EXERCISE INSTRUCTIONS → Gather all lines containing the string "needs" and copy them out.

Collection entries →
+ + + + + + +

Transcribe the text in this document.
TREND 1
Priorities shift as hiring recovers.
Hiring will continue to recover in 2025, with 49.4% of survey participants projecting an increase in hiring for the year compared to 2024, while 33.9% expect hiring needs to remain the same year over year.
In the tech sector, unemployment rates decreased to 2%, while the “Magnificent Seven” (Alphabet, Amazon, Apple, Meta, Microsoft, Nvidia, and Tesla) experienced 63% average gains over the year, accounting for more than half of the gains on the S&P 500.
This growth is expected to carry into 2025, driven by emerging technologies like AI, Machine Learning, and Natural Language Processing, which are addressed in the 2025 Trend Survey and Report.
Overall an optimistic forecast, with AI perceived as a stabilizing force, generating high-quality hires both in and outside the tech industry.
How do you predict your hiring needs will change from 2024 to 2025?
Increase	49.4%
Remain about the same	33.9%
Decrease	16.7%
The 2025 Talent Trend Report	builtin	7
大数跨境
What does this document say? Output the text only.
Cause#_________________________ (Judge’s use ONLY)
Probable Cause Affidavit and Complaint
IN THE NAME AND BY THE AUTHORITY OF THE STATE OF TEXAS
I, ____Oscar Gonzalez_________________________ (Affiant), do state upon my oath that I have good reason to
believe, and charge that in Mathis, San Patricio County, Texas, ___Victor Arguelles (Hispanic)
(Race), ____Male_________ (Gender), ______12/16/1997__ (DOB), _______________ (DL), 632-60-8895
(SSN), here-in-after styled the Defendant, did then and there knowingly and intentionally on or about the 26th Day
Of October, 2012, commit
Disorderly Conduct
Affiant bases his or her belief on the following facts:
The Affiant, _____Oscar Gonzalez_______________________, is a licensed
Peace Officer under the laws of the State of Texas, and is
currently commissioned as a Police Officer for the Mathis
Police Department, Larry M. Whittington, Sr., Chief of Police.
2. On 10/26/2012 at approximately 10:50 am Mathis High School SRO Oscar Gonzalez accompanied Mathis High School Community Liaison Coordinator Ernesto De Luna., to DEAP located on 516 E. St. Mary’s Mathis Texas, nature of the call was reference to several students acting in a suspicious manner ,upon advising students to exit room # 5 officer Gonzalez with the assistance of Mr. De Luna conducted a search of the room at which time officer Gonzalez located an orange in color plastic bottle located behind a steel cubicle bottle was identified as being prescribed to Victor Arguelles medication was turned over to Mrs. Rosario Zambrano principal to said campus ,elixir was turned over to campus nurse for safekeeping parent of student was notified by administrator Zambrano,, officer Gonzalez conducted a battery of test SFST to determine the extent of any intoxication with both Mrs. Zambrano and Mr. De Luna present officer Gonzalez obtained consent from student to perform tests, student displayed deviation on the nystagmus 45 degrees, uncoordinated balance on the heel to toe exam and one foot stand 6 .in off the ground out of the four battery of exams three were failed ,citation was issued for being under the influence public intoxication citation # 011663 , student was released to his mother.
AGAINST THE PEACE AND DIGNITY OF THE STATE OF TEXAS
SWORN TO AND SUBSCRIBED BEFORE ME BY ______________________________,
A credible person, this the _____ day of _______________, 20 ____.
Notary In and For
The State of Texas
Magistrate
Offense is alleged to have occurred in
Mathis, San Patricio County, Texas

+ + + + + + +

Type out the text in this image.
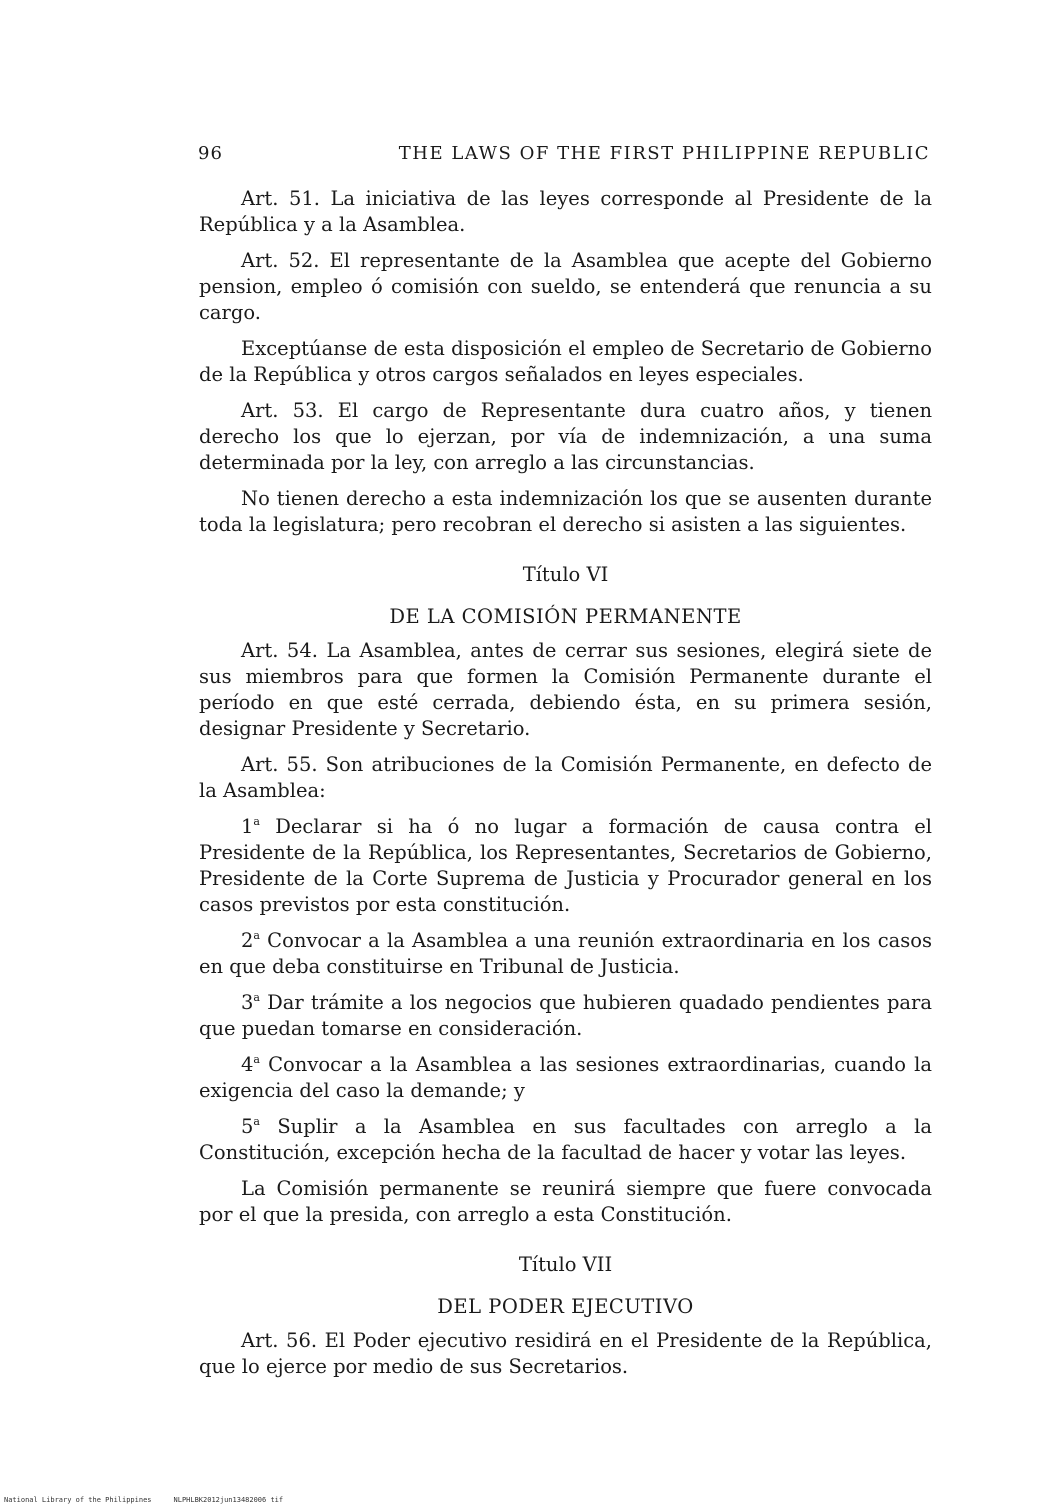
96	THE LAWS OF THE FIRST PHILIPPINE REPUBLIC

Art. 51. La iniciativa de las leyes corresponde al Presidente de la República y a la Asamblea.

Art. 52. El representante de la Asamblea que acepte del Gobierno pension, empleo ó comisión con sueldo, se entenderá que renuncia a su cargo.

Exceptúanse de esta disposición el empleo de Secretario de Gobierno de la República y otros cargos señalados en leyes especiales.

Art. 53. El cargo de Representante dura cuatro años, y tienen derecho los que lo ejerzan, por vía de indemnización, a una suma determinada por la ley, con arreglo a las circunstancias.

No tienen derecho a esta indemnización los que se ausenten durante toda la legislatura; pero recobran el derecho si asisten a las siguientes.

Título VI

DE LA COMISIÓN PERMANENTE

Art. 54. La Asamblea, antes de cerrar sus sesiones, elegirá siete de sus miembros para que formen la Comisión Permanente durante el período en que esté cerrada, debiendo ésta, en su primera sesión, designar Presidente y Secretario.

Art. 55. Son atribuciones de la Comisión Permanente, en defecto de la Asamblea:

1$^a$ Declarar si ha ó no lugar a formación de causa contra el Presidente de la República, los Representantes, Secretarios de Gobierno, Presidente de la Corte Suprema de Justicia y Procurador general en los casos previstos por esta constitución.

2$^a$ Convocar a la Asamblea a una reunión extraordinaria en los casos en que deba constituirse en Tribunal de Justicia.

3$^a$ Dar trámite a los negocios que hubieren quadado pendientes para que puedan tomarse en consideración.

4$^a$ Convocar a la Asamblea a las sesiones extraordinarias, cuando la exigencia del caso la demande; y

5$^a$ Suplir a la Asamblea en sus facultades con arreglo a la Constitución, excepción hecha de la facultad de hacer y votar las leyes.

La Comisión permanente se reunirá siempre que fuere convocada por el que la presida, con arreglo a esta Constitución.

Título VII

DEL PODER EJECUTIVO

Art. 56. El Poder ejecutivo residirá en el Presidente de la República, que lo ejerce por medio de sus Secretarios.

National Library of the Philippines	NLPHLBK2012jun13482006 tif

+ + + + + + +

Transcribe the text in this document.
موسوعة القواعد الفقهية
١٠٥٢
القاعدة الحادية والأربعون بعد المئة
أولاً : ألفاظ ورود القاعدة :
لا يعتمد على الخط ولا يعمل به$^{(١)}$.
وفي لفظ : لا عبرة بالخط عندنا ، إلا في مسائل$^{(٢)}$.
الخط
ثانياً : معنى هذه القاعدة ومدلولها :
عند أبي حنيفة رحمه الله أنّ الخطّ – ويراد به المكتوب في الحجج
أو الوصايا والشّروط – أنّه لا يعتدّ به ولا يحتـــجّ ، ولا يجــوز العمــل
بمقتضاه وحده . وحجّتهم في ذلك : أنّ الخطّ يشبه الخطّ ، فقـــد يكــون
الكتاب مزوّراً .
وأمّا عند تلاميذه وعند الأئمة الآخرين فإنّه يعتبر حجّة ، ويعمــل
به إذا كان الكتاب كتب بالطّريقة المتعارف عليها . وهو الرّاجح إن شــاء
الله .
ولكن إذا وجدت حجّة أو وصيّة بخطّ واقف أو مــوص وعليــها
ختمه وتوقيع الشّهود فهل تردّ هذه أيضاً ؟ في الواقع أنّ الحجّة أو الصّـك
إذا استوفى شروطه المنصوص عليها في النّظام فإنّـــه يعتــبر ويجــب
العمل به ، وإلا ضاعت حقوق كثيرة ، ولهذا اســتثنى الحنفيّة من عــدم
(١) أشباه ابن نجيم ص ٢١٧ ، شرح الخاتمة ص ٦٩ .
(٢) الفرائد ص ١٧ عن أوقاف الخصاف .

+ + + + + + +

RESPONSE →
Hiring will continue to recover in 2025, with 49.4% of survey participants projecting an increase in hiring for the year compared to 2024, while 33.9% expect hiring needs to remain the same year over year.
How do you predict your hiring needs will change from 2024 to 2025?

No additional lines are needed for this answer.